● **Stated task**:
Reproduce every line in the listing that contains the word "Range".

Data entries for graphics:
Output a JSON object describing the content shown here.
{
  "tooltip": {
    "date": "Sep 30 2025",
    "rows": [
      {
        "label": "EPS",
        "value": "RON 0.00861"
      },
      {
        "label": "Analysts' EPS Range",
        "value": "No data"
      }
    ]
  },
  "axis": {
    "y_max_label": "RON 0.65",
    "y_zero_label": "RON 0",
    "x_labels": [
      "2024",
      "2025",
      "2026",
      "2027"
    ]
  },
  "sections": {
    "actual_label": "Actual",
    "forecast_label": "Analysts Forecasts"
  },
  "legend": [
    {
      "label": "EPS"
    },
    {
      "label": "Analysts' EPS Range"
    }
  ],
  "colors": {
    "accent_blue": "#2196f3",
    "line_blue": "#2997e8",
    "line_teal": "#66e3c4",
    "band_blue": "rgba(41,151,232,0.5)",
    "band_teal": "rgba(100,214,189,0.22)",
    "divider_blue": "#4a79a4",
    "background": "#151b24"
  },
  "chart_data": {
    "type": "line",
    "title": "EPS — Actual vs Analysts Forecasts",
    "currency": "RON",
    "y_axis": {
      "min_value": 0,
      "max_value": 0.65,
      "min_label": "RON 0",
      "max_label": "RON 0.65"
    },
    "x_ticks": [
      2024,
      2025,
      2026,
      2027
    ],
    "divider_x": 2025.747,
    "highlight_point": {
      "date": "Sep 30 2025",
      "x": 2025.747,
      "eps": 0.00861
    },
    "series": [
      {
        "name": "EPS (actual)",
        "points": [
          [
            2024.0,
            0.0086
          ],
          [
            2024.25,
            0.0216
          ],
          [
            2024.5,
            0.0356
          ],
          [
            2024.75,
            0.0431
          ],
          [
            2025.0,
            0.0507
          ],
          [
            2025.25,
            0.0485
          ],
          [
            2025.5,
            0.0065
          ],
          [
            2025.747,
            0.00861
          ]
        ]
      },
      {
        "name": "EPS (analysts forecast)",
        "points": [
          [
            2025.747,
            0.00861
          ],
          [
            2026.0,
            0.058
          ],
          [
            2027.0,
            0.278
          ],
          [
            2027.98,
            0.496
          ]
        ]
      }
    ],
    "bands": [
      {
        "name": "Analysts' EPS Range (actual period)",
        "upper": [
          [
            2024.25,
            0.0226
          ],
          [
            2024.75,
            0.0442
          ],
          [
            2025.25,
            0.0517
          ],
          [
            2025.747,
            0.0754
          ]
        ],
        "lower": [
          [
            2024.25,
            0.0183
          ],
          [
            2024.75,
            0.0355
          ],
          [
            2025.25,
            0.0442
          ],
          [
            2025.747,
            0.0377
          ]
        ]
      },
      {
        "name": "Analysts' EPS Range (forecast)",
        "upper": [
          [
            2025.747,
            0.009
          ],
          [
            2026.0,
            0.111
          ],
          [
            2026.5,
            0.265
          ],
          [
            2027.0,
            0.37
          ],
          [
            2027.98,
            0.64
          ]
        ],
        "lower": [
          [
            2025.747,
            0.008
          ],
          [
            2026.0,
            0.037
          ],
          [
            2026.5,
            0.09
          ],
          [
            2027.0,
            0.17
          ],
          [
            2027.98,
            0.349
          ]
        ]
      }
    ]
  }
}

● **Output of the task**:
        "label": "Analysts' EPS Range",
      "label": "Analysts' EPS Range"
        "name": "Analysts' EPS Range (actual period)",
        "name": "Analysts' EPS Range (forecast)",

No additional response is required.